#### [Exercise directions]
Look through the material and tally each line bearing the word "oven". Give only the total.

(Saved entries)
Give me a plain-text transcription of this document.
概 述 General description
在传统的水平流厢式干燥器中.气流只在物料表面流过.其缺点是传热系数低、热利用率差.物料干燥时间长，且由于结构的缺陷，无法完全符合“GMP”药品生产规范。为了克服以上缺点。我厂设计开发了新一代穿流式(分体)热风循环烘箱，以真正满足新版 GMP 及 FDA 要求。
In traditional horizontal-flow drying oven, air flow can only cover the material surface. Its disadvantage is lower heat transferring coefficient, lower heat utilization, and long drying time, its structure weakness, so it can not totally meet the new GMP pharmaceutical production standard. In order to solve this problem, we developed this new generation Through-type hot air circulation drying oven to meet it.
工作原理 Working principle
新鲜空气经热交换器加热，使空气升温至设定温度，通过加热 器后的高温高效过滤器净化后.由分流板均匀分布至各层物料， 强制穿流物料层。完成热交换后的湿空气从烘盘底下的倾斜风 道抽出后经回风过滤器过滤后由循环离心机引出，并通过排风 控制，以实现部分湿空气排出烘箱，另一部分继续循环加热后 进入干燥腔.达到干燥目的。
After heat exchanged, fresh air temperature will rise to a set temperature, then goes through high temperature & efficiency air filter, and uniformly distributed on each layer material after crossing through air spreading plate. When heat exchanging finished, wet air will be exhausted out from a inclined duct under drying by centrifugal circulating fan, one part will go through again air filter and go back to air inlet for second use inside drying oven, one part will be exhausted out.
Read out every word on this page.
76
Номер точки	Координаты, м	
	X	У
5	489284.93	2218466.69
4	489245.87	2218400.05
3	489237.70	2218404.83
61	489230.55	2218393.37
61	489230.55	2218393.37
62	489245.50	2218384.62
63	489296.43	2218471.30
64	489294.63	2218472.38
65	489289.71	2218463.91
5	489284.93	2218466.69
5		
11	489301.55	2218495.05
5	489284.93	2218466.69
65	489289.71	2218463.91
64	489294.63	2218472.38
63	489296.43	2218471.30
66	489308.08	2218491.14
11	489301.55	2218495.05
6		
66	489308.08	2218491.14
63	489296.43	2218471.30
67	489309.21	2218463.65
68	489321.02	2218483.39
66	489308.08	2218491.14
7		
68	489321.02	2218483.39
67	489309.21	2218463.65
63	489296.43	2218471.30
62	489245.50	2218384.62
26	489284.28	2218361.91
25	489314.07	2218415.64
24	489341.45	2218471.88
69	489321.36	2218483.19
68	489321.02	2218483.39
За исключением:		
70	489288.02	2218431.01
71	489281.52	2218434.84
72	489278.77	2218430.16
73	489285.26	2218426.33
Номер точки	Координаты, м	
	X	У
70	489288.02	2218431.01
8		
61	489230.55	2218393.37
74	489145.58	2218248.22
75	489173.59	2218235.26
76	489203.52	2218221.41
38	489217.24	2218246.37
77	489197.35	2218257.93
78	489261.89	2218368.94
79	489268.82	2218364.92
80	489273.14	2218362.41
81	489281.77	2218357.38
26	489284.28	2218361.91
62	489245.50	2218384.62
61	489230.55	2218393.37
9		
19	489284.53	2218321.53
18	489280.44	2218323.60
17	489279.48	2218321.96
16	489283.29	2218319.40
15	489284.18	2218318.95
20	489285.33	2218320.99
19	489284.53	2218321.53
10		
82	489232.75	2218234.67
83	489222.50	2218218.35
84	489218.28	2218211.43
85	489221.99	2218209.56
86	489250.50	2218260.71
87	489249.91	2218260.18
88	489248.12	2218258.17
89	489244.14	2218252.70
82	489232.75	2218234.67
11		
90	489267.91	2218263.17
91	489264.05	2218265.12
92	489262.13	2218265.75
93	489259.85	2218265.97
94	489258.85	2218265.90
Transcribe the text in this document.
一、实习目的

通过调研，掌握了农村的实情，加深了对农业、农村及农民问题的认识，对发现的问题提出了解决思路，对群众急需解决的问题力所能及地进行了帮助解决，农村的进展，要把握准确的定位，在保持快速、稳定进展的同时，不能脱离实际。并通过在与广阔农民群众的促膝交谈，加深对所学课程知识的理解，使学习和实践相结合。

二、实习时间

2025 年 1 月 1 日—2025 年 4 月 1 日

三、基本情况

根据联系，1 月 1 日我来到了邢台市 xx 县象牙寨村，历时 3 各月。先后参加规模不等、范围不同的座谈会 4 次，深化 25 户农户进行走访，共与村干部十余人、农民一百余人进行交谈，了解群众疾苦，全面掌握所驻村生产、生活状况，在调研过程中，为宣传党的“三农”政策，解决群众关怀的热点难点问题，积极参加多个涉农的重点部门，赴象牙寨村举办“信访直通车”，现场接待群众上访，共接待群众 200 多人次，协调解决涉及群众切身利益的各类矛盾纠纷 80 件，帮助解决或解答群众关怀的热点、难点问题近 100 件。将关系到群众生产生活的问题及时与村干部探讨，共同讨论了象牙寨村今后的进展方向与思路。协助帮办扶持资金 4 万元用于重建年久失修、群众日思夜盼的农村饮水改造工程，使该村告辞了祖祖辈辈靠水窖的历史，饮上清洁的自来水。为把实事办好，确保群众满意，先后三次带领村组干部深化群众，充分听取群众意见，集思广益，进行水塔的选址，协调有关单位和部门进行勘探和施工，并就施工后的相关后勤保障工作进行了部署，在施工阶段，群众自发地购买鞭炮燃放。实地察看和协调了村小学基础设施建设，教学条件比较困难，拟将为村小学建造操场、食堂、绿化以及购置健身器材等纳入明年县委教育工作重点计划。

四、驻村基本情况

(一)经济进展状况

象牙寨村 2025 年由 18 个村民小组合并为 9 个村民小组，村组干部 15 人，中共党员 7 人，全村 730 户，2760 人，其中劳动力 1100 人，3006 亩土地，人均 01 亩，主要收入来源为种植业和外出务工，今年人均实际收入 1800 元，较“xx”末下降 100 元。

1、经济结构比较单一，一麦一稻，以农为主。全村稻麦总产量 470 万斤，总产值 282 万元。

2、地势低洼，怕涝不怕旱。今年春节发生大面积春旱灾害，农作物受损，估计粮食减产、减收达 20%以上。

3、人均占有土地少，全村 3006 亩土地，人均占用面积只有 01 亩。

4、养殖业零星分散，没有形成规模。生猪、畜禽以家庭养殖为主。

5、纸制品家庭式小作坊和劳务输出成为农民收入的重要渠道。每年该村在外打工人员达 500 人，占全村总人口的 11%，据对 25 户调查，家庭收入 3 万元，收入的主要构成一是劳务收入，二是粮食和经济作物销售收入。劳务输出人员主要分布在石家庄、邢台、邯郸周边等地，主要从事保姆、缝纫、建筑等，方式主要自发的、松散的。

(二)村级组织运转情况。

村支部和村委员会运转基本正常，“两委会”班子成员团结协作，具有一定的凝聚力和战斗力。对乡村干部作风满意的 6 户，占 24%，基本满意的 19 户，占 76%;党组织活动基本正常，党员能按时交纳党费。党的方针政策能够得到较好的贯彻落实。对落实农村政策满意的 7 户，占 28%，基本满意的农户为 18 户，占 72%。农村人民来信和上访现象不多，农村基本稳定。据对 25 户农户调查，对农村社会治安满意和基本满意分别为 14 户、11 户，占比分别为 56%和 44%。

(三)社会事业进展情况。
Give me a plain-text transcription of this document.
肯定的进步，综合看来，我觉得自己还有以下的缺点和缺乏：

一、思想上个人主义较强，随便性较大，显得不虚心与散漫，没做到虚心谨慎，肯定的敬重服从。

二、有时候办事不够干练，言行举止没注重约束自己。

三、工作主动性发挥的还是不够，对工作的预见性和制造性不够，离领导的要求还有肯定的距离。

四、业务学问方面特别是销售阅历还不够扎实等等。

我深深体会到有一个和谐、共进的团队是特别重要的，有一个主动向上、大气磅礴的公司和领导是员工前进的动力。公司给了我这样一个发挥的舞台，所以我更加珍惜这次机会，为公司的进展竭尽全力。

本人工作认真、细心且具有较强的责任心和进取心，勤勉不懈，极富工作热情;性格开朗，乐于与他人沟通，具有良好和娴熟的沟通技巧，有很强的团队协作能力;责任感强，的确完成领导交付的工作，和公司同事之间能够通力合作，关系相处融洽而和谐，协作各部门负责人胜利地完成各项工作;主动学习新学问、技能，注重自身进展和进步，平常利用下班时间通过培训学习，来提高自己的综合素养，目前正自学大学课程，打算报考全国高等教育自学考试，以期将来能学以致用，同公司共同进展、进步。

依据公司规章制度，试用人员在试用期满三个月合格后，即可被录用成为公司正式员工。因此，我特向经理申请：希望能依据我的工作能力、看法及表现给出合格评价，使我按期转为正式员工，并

#### [Response]
2